## Instruction
Show all lines holding "nusing".

## Material provided
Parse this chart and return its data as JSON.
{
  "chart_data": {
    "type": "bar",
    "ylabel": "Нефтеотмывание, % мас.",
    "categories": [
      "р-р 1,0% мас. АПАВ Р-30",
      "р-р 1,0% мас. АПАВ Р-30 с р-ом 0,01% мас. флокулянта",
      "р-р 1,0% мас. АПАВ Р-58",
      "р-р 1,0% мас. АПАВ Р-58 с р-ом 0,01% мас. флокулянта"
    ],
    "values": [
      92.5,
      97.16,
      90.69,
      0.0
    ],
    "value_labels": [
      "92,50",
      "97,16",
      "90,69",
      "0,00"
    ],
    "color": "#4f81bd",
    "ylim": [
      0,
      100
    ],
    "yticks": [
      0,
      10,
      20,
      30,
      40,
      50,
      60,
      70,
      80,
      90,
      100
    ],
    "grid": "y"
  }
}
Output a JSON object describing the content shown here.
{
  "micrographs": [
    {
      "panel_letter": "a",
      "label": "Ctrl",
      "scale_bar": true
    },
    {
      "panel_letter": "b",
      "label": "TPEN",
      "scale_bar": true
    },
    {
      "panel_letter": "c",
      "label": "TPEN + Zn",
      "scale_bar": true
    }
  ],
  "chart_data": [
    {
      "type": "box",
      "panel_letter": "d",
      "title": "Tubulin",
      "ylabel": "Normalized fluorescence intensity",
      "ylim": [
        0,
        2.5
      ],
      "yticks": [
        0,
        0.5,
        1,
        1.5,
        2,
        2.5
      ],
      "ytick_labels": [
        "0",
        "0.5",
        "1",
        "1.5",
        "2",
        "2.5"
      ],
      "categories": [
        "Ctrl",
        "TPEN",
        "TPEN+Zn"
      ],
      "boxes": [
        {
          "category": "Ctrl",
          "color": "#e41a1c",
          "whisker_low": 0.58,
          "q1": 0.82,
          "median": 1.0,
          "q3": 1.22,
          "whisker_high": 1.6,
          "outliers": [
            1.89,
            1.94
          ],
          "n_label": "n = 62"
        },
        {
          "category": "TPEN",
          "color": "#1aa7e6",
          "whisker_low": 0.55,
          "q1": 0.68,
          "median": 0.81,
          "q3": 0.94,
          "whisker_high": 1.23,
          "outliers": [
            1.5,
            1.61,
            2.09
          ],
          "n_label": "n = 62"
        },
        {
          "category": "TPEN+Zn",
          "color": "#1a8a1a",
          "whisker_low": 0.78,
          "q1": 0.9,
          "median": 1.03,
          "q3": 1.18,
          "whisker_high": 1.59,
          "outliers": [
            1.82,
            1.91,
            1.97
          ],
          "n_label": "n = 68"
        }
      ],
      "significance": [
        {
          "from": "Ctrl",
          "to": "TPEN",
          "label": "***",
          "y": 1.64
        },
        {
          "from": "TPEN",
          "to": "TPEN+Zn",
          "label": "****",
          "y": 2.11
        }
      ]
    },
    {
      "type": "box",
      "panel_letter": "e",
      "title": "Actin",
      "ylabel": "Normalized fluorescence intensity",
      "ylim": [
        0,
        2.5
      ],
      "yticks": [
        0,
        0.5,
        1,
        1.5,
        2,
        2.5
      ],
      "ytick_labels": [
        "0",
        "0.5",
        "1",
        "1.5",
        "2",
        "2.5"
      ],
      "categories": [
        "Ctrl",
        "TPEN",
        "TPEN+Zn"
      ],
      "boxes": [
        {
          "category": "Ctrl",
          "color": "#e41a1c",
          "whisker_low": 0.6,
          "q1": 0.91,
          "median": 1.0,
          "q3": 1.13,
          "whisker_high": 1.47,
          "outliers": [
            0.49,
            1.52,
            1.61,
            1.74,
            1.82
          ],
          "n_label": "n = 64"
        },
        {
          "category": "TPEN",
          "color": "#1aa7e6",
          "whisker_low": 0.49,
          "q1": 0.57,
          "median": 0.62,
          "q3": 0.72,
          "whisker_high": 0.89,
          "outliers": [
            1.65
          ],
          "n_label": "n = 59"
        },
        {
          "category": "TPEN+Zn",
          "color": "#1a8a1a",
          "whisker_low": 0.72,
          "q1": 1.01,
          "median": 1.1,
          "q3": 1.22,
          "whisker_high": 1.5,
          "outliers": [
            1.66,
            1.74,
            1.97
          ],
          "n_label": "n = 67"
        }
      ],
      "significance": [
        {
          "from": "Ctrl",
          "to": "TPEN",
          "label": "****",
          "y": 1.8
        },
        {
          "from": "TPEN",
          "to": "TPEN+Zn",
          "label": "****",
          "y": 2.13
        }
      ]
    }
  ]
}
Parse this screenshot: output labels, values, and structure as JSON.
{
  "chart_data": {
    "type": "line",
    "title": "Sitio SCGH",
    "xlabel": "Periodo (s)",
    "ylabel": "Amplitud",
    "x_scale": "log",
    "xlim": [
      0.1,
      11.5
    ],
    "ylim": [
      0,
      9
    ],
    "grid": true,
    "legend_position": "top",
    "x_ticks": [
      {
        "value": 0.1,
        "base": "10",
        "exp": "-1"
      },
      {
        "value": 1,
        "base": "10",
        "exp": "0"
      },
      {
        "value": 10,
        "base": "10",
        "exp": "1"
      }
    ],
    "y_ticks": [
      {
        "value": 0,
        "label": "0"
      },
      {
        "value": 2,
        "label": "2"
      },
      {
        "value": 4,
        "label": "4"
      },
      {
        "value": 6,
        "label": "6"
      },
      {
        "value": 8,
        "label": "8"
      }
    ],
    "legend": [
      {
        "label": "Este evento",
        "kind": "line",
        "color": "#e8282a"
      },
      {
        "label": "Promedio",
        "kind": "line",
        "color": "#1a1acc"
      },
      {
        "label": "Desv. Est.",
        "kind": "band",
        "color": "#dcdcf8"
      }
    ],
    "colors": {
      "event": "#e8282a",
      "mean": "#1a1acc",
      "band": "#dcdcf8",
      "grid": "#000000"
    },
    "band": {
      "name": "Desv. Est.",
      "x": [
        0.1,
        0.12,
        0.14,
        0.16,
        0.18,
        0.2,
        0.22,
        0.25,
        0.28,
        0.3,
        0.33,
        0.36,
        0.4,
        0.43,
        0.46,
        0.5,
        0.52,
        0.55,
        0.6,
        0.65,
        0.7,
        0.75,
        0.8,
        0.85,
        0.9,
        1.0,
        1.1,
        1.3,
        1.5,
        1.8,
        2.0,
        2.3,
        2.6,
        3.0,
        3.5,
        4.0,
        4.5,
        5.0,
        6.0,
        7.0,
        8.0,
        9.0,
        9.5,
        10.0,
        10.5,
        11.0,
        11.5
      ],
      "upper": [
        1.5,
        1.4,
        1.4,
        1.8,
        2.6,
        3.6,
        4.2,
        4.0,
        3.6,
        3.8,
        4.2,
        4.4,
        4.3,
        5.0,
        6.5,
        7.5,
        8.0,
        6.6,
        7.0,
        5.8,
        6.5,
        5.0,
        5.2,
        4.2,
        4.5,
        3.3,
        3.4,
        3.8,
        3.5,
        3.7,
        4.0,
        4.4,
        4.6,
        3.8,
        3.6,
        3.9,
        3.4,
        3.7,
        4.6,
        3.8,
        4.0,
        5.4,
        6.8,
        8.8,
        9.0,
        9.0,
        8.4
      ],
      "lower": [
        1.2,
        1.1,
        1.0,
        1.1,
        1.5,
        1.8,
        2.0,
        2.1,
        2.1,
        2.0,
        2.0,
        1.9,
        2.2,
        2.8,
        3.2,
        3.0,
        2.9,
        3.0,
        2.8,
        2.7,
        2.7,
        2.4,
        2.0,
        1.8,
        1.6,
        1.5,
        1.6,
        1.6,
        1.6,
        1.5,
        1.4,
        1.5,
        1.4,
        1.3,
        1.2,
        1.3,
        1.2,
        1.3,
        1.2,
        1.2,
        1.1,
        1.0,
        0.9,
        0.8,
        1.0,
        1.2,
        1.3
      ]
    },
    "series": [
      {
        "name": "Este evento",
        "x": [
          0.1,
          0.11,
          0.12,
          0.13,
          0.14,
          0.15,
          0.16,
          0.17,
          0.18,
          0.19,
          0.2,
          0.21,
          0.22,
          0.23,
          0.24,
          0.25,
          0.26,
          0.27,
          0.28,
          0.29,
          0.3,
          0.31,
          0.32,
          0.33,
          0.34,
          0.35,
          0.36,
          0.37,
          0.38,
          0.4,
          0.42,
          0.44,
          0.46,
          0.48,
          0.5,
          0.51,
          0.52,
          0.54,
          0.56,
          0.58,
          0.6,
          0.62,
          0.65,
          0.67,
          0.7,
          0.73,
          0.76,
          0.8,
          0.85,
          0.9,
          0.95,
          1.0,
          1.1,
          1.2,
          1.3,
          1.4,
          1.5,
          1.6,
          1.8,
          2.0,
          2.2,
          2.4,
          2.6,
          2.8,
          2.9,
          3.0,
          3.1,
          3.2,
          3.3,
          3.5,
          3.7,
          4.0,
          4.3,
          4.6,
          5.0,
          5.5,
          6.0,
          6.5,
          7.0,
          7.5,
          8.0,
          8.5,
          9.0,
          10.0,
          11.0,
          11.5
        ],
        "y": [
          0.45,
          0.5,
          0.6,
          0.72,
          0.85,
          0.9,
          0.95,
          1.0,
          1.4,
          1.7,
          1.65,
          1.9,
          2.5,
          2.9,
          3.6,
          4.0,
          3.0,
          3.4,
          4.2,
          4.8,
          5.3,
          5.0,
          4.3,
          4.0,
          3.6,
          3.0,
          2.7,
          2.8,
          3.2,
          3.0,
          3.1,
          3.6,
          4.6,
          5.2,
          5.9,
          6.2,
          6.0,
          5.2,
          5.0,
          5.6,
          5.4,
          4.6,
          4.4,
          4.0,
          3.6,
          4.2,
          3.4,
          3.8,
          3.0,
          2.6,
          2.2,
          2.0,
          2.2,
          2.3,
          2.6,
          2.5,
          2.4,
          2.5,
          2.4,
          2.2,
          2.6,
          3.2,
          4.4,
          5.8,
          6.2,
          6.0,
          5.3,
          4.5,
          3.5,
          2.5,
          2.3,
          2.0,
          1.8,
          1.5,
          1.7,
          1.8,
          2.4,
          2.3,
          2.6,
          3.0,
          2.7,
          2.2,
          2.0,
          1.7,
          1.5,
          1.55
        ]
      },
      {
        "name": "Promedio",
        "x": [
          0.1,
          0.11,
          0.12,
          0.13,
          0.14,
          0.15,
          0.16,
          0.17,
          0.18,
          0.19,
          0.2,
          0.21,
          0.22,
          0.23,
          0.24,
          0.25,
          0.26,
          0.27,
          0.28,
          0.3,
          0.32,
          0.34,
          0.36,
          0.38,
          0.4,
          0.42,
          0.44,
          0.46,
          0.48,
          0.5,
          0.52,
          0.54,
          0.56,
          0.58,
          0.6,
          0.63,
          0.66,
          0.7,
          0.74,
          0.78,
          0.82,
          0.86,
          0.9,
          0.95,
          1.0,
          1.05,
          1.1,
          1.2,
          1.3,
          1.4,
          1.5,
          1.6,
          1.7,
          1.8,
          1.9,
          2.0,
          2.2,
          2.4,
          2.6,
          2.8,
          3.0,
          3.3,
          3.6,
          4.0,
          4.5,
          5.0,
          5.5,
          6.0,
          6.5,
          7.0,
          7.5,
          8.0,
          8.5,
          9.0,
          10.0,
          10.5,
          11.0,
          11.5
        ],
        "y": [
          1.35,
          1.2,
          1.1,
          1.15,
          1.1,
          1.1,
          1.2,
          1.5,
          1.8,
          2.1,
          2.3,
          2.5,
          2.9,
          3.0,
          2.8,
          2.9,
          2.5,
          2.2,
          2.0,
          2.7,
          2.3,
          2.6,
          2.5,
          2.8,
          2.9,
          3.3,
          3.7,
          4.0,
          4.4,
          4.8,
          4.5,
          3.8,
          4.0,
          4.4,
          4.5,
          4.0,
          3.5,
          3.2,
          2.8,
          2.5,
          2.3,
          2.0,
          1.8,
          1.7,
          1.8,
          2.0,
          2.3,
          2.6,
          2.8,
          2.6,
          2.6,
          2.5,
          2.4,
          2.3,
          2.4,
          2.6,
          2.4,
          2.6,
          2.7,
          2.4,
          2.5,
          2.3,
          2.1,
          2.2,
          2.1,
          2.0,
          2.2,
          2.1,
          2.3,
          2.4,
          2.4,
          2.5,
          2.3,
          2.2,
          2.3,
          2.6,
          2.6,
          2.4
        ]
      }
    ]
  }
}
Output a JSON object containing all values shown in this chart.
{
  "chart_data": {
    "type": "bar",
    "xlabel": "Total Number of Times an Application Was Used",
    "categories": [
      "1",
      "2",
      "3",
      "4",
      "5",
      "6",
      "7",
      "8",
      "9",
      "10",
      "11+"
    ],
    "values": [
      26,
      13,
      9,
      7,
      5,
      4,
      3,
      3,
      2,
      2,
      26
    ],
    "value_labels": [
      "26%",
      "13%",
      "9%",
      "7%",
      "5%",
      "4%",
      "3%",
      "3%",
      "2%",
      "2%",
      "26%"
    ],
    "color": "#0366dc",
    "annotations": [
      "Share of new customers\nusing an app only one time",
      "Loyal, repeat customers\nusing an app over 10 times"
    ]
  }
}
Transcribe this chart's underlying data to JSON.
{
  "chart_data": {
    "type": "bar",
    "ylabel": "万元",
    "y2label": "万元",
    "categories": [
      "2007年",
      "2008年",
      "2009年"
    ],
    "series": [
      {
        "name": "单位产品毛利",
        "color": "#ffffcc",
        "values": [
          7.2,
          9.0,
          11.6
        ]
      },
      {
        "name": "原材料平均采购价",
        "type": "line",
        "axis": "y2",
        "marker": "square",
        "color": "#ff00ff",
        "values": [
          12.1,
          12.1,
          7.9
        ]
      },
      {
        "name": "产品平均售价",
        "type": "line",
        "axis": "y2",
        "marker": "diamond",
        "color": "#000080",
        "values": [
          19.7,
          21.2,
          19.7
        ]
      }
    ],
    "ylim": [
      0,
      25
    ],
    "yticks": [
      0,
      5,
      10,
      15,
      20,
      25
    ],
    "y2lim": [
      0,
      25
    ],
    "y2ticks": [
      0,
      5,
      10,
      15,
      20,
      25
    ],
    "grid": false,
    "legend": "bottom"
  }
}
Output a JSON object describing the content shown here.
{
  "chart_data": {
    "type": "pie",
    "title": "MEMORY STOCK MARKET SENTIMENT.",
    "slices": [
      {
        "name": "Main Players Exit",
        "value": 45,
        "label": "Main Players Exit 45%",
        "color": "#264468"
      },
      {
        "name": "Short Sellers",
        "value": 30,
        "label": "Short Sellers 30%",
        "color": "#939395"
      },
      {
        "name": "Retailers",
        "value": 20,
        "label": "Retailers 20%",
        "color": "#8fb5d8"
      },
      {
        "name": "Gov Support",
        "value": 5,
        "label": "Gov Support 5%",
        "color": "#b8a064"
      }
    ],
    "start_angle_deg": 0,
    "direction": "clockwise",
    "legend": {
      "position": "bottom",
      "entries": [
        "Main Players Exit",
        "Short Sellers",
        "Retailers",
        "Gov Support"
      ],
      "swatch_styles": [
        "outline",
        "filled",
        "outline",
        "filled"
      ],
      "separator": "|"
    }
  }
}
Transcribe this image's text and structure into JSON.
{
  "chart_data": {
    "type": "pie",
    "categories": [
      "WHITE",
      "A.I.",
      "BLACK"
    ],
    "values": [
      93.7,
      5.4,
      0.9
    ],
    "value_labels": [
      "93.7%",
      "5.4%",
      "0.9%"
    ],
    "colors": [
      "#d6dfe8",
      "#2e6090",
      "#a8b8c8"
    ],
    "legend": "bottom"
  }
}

## Full solution
      "Share of new customers\nusing an app only one time",
      "Loyal, repeat customers\nusing an app over 10 times"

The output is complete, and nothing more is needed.